### Requirements
Transcribe exactly the stretch of lines beginning at the one containing "Enumerate this screenshot's" and closing with the last line of the entries below. Omit images.

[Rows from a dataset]

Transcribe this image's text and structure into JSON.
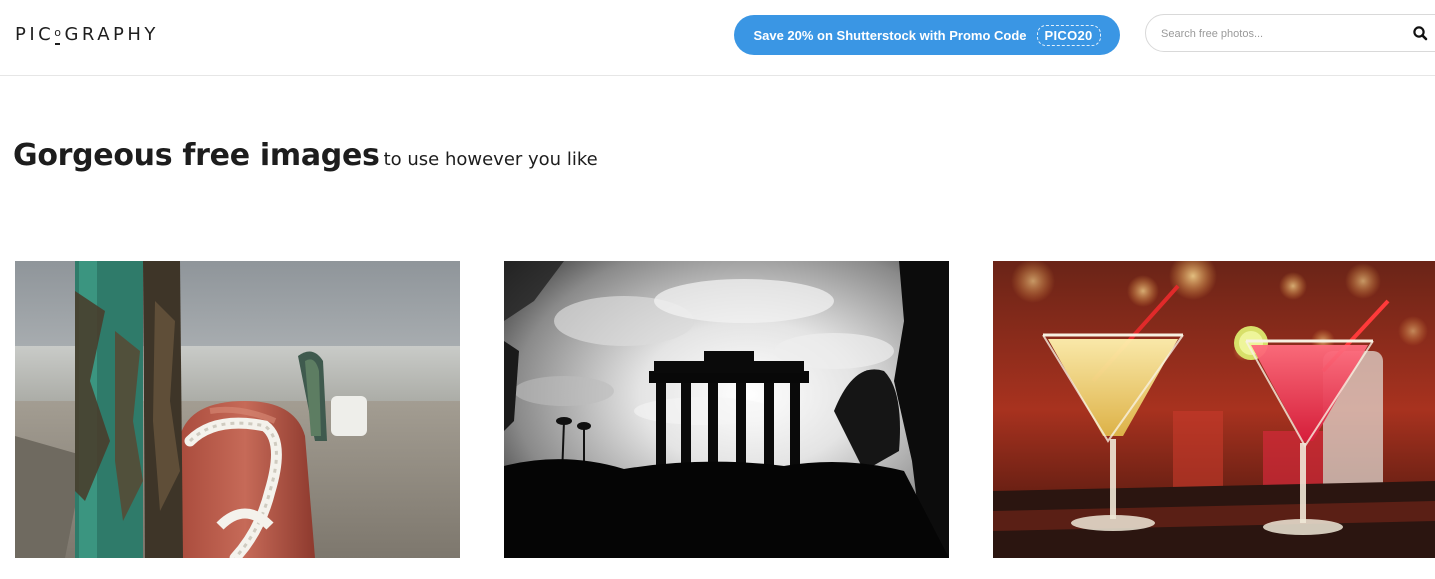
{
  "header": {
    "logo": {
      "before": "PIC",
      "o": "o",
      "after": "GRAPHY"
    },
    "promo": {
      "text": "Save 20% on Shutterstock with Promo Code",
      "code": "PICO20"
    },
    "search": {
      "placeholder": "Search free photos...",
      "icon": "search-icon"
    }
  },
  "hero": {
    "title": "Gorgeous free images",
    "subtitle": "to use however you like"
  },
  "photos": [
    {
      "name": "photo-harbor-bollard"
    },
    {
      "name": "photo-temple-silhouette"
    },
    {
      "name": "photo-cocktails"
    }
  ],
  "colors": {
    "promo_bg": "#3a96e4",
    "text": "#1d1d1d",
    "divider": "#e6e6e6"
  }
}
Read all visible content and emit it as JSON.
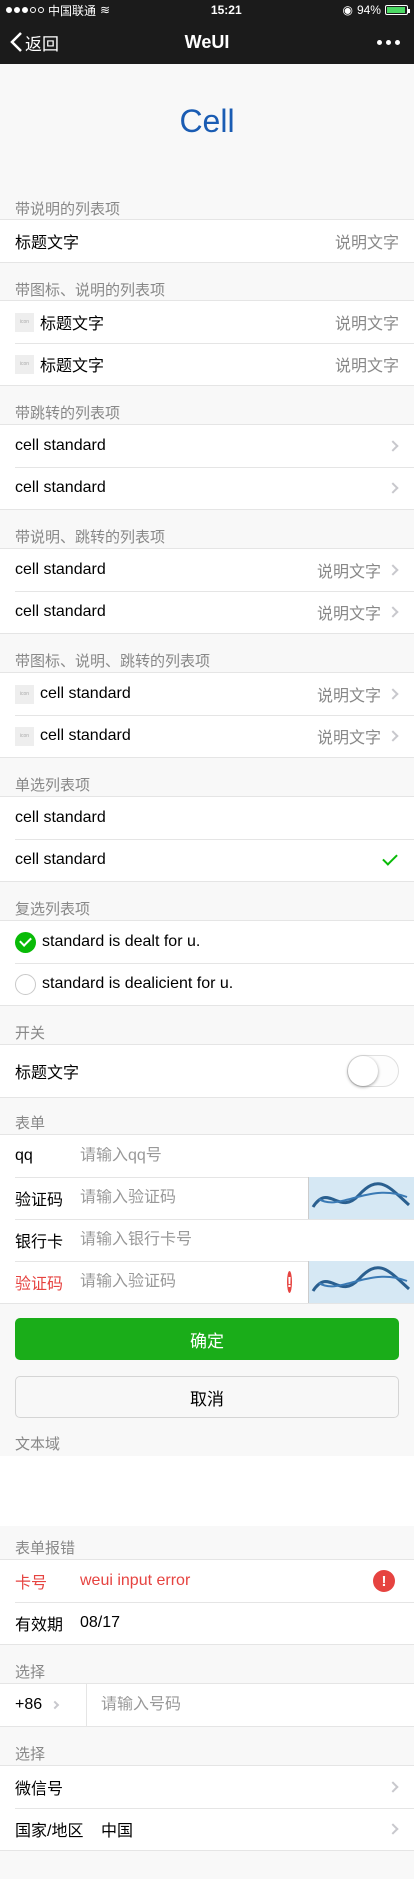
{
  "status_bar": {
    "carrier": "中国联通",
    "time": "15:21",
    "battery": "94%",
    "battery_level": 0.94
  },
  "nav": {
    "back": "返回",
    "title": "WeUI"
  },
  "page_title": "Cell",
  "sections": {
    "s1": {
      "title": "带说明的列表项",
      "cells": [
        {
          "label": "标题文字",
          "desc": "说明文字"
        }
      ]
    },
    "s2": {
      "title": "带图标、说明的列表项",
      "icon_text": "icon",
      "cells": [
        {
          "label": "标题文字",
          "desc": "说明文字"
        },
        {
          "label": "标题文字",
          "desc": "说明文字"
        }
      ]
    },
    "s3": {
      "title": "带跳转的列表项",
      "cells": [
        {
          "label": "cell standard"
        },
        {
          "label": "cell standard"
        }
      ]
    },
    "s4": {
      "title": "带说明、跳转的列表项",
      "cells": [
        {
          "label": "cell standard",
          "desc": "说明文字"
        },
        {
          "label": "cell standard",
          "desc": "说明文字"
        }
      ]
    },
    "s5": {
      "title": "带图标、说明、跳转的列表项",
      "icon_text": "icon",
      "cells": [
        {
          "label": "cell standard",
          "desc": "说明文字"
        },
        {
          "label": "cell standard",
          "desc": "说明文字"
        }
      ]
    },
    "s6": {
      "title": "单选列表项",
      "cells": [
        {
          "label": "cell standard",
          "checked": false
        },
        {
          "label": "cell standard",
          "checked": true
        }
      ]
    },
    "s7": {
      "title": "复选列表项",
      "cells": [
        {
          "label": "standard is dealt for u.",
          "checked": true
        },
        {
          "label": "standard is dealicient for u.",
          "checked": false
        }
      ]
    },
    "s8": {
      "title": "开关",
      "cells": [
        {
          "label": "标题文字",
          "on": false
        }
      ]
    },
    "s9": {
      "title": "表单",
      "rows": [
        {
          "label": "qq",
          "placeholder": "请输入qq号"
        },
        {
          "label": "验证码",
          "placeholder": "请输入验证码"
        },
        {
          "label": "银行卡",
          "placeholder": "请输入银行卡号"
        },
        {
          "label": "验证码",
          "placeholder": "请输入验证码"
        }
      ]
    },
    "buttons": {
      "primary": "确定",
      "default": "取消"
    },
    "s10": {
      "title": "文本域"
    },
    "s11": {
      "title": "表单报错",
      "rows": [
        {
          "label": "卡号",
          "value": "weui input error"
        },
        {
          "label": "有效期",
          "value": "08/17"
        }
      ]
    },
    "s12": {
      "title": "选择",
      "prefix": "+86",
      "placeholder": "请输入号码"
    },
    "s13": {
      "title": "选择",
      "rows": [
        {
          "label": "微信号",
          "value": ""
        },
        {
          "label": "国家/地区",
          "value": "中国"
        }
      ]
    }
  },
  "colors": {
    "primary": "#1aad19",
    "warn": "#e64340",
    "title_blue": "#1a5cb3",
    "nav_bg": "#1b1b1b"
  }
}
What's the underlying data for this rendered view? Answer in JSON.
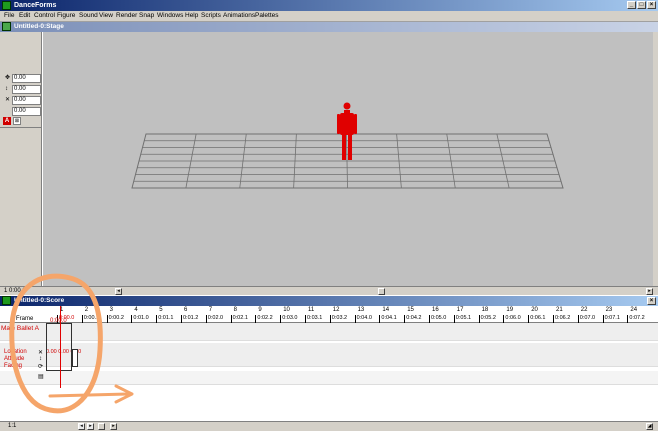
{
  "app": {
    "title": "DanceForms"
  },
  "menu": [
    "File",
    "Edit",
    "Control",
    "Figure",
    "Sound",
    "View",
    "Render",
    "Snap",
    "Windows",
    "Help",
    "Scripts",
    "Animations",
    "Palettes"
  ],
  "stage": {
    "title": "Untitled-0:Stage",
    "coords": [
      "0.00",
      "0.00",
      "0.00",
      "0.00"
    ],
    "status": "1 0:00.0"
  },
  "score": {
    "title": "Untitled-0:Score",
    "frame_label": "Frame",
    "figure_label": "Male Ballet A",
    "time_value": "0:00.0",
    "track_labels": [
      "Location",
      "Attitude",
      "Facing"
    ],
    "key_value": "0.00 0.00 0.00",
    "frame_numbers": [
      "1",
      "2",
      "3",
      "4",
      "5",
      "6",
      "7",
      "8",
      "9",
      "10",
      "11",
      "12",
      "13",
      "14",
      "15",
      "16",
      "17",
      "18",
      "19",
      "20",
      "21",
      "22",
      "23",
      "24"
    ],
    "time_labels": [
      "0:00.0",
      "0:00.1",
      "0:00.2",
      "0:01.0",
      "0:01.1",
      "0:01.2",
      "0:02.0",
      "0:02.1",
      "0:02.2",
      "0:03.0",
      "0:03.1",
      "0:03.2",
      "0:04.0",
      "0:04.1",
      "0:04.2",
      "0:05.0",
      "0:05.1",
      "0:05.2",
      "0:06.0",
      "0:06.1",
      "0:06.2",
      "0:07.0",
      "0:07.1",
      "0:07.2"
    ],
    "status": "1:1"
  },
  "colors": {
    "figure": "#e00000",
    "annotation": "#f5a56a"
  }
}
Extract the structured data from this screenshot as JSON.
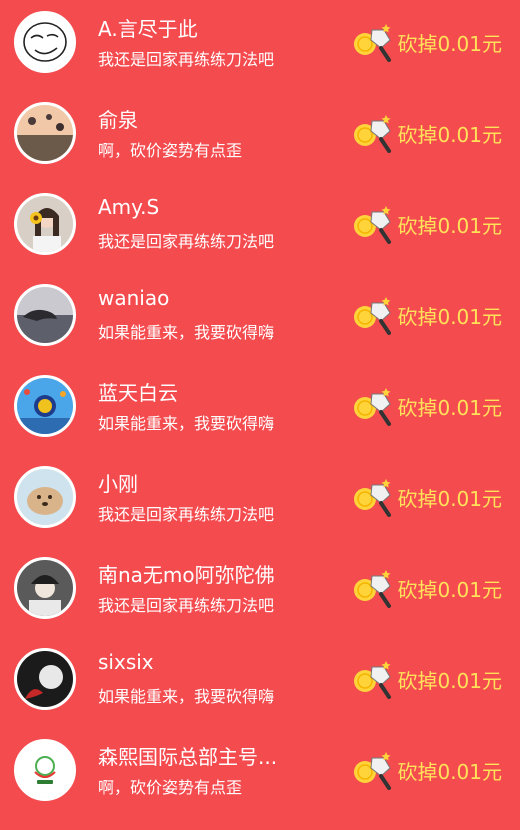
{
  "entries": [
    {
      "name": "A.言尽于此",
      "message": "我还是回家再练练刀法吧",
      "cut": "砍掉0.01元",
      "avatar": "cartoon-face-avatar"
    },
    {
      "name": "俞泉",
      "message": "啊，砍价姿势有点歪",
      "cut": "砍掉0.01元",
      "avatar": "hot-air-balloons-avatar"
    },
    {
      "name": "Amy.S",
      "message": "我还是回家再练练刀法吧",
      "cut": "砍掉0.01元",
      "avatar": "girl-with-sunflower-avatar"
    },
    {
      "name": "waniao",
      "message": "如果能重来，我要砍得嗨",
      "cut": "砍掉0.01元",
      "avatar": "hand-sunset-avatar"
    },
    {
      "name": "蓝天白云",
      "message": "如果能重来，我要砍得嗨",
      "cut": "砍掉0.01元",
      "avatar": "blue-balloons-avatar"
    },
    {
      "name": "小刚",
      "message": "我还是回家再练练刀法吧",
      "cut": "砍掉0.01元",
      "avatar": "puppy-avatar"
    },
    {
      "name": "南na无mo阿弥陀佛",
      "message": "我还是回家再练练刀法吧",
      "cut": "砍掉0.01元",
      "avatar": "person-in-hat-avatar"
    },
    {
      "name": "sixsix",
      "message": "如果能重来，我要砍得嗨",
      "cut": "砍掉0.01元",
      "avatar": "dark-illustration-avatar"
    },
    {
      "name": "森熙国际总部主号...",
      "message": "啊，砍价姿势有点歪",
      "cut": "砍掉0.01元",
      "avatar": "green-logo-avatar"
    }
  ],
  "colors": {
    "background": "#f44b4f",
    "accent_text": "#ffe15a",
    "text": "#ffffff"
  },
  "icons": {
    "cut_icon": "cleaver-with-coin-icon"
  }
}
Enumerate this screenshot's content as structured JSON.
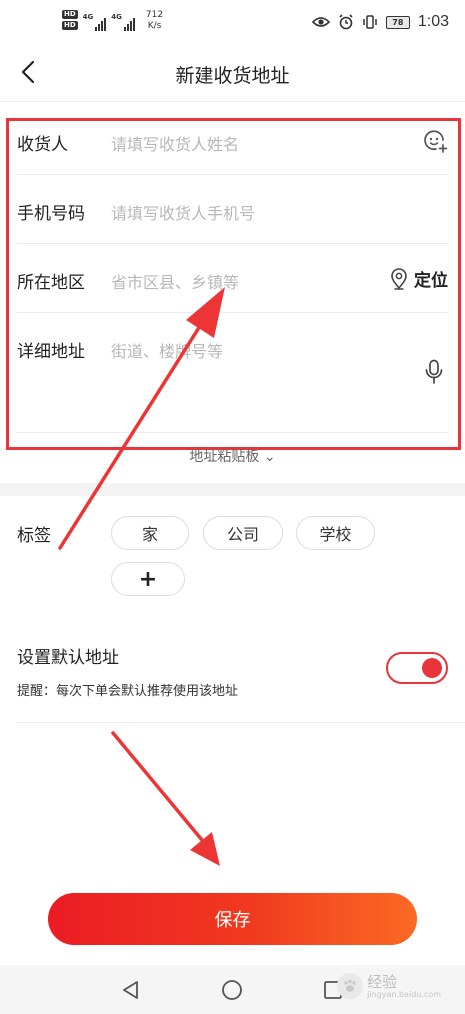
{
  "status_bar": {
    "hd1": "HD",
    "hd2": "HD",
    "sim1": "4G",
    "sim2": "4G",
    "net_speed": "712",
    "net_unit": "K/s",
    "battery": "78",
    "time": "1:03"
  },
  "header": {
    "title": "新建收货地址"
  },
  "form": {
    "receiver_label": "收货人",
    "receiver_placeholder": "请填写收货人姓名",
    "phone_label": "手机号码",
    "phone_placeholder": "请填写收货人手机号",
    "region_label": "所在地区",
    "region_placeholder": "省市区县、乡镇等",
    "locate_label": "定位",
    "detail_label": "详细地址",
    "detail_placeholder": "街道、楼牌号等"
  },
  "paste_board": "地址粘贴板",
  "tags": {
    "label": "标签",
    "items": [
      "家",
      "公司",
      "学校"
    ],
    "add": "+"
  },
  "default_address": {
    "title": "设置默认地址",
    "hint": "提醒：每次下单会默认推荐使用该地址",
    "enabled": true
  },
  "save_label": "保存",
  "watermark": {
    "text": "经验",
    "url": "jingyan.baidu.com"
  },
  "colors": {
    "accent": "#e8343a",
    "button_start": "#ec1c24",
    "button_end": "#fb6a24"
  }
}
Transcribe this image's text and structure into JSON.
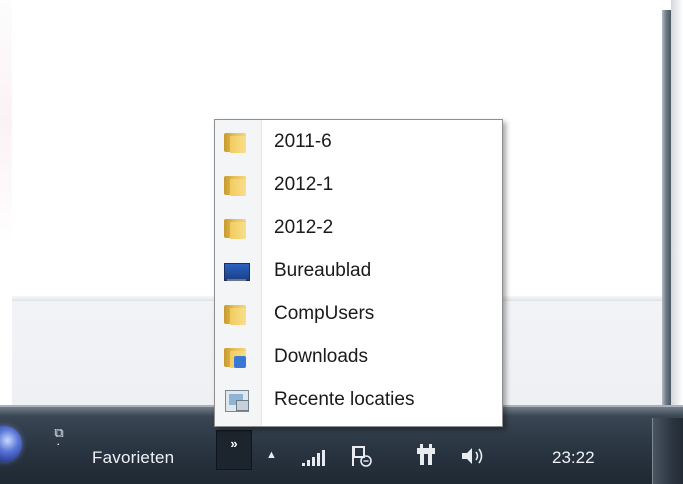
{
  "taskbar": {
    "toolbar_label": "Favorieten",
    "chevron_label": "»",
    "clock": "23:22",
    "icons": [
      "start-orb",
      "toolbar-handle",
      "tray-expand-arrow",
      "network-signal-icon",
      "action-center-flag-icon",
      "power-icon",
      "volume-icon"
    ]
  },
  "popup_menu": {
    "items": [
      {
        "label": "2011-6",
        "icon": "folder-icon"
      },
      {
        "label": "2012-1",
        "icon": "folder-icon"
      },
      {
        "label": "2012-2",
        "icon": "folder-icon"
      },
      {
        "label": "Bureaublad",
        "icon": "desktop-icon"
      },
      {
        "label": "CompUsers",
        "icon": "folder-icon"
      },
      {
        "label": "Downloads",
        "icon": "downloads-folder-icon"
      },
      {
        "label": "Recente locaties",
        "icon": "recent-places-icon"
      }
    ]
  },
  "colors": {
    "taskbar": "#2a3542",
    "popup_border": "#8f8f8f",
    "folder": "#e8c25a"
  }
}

### Solution
Enumerate this screenshot's content as structured JSON.
{
  "status_bar": {
    "hd1": "HD",
    "hd2": "HD",
    "sim1": "4G",
    "sim2": "4G",
    "net_speed": "712",
    "net_unit": "K/s",
    "battery": "78",
    "time": "1:03"
  },
  "header": {
    "title": "新建收货地址"
  },
  "form": {
    "receiver_label": "收货人",
    "receiver_placeholder": "请填写收货人姓名",
    "phone_label": "手机号码",
    "phone_placeholder": "请填写收货人手机号",
    "region_label": "所在地区",
    "region_placeholder": "省市区县、乡镇等",
    "locate_label": "定位",
    "detail_label": "详细地址",
    "detail_placeholder": "街道、楼牌号等"
  },
  "paste_board": "地址粘贴板",
  "tags": {
    "label": "标签",
    "items": [
      "家",
      "公司",
      "学校"
    ],
    "add": "+"
  },
  "default_address": {
    "title": "设置默认地址",
    "hint": "提醒：每次下单会默认推荐使用该地址",
    "enabled": true
  },
  "save_label": "保存",
  "watermark": {
    "text": "经验",
    "url": "jingyan.baidu.com"
  },
  "colors": {
    "accent": "#e8343a",
    "button_start": "#ec1c24",
    "button_end": "#fb6a24"
  }
}
Transcribe this image's text and structure into JSON.
{
  "taskbar": {
    "toolbar_label": "Favorieten",
    "chevron_label": "»",
    "clock": "23:22",
    "icons": [
      "start-orb",
      "toolbar-handle",
      "tray-expand-arrow",
      "network-signal-icon",
      "action-center-flag-icon",
      "power-icon",
      "volume-icon"
    ]
  },
  "popup_menu": {
    "items": [
      {
        "label": "2011-6",
        "icon": "folder-icon"
      },
      {
        "label": "2012-1",
        "icon": "folder-icon"
      },
      {
        "label": "2012-2",
        "icon": "folder-icon"
      },
      {
        "label": "Bureaublad",
        "icon": "desktop-icon"
      },
      {
        "label": "CompUsers",
        "icon": "folder-icon"
      },
      {
        "label": "Downloads",
        "icon": "downloads-folder-icon"
      },
      {
        "label": "Recente locaties",
        "icon": "recent-places-icon"
      }
    ]
  },
  "colors": {
    "taskbar": "#2a3542",
    "popup_border": "#8f8f8f",
    "folder": "#e8c25a"
  }
}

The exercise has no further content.